- CHALLENGE
Without omitting anything, return the records precisely as given.

───

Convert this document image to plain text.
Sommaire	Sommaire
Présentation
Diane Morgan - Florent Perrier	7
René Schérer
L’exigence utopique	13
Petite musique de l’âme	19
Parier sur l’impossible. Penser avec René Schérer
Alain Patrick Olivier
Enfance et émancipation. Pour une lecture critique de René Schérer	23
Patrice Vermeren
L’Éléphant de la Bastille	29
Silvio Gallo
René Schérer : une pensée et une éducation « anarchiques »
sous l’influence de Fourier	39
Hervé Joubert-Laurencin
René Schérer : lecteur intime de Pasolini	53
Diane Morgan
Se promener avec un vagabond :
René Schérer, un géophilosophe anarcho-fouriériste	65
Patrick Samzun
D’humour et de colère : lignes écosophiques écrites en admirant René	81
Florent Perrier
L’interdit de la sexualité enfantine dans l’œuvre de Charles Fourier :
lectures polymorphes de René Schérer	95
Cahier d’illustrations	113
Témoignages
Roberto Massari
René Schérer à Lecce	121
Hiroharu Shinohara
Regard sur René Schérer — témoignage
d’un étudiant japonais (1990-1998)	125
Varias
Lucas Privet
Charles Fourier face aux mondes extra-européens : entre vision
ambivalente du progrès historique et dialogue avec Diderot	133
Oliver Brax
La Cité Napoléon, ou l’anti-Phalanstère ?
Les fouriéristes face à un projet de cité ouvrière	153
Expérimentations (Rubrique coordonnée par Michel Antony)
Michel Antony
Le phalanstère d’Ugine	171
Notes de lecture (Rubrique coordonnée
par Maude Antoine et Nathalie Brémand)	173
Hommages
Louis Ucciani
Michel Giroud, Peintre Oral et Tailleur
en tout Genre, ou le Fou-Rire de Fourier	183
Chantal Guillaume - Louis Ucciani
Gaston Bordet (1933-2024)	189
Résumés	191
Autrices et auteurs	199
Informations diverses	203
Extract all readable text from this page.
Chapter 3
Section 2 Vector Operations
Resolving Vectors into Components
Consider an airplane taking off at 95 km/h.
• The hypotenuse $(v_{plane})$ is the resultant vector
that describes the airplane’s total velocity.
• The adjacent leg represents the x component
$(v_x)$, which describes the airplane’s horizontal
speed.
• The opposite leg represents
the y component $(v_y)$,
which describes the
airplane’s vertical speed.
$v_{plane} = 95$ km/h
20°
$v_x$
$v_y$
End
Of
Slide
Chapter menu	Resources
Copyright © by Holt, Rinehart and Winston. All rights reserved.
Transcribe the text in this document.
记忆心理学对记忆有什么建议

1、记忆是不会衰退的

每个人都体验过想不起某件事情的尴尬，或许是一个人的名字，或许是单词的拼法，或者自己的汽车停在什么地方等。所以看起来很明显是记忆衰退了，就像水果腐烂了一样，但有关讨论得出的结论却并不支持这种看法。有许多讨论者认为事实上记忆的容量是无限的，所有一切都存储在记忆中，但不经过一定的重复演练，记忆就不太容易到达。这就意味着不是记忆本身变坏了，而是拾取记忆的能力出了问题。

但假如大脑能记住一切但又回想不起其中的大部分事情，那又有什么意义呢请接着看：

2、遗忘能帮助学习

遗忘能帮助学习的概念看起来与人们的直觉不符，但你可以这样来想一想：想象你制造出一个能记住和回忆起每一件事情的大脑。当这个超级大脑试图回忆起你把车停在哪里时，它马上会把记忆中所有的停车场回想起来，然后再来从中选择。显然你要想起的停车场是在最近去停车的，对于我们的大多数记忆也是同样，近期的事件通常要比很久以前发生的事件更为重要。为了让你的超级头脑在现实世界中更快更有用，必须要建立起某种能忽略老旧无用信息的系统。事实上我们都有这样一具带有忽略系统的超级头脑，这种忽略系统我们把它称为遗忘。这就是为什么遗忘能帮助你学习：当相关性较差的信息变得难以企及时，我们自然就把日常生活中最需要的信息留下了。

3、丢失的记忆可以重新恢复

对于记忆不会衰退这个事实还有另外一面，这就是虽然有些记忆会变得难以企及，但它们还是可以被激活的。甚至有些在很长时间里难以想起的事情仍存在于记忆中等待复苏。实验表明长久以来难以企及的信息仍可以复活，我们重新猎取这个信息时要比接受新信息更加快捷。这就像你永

───

- TASK OUTPUT
Convert this document image to plain text.
Sommaire	Sommaire
Présentation
Diane Morgan - Florent Perrier	7
René Schérer
L’exigence utopique	13
Petite musique de l’âme	19
Parier sur l’impossible. Penser avec René Schérer
Alain Patrick Olivier
Enfance et émancipation. Pour une lecture critique de René Schérer	23
Patrice Vermeren
L’Éléphant de la Bastille	29
Silvio Gallo
René Schérer : une pensée et une éducation « anarchiques »
sous l’influence de Fourier	39
Hervé Joubert-Laurencin
René Schérer : lecteur intime de Pasolini	53
Diane Morgan
Se promener avec un vagabond :
René Schérer, un géophilosophe anarcho-fouriériste	65
Patrick Samzun
D’humour et de colère : lignes écosophiques écrites en admirant René	81
Florent Perrier
L’interdit de la sexualité enfantine dans l’œuvre de Charles Fourier :
lectures polymorphes de René Schérer	95
Cahier d’illustrations	113
Témoignages
Roberto Massari
René Schérer à Lecce	121
Hiroharu Shinohara
Regard sur René Schérer — témoignage
d’un étudiant japonais (1990-1998)	125
Varias
Lucas Privet
Charles Fourier face aux mondes extra-européens : entre vision
ambivalente du progrès historique et dialogue avec Diderot	133
Oliver Brax
La Cité Napoléon, ou l’anti-Phalanstère ?
Les fouriéristes face à un projet de cité ouvrière	153
Expérimentations (Rubrique coordonnée par Michel Antony)
Michel Antony
Le phalanstère d’Ugine	171
Notes de lecture (Rubrique coordonnée
par Maude Antoine et Nathalie Brémand)	173
Hommages
Louis Ucciani
Michel Giroud, Peintre Oral et Tailleur
en tout Genre, ou le Fou-Rire de Fourier	183
Chantal Guillaume - Louis Ucciani
Gaston Bordet (1933-2024)	189
Résumés	191
Autrices et auteurs	199
Informations diverses	203
Extract all readable text from this page.
Chapter 3
Section 2 Vector Operations
Resolving Vectors into Components
Consider an airplane taking off at 95 km/h.
• The hypotenuse $(v_{plane})$ is the resultant vector
that describes the airplane’s total velocity.
• The adjacent leg represents the x component
$(v_x)$, which describes the airplane’s horizontal
speed.
• The opposite leg represents
the y component $(v_y)$,
which describes the
airplane’s vertical speed.
$v_{plane} = 95$ km/h
20°
$v_x$
$v_y$
End
Of
Slide
Chapter menu	Resources
Copyright © by Holt, Rinehart and Winston. All rights reserved.
Transcribe the text in this document.
记忆心理学对记忆有什么建议

1、记忆是不会衰退的

每个人都体验过想不起某件事情的尴尬，或许是一个人的名字，或许是单词的拼法，或者自己的汽车停在什么地方等。所以看起来很明显是记忆衰退了，就像水果腐烂了一样，但有关讨论得出的结论却并不支持这种看法。有许多讨论者认为事实上记忆的容量是无限的，所有一切都存储在记忆中，但不经过一定的重复演练，记忆就不太容易到达。这就意味着不是记忆本身变坏了，而是拾取记忆的能力出了问题。

但假如大脑能记住一切但又回想不起其中的大部分事情，那又有什么意义呢请接着看：

2、遗忘能帮助学习

遗忘能帮助学习的概念看起来与人们的直觉不符，但你可以这样来想一想：想象你制造出一个能记住和回忆起每一件事情的大脑。当这个超级大脑试图回忆起你把车停在哪里时，它马上会把记忆中所有的停车场回想起来，然后再来从中选择。显然你要想起的停车场是在最近去停车的，对于我们的大多数记忆也是同样，近期的事件通常要比很久以前发生的事件更为重要。为了让你的超级头脑在现实世界中更快更有用，必须要建立起某种能忽略老旧无用信息的系统。事实上我们都有这样一具带有忽略系统的超级头脑，这种忽略系统我们把它称为遗忘。这就是为什么遗忘能帮助你学习：当相关性较差的信息变得难以企及时，我们自然就把日常生活中最需要的信息留下了。

3、丢失的记忆可以重新恢复

对于记忆不会衰退这个事实还有另外一面，这就是虽然有些记忆会变得难以企及，但它们还是可以被激活的。甚至有些在很长时间里难以想起的事情仍存在于记忆中等待复苏。实验表明长久以来难以企及的信息仍可以复活，我们重新猎取这个信息时要比接受新信息更加快捷。这就像你永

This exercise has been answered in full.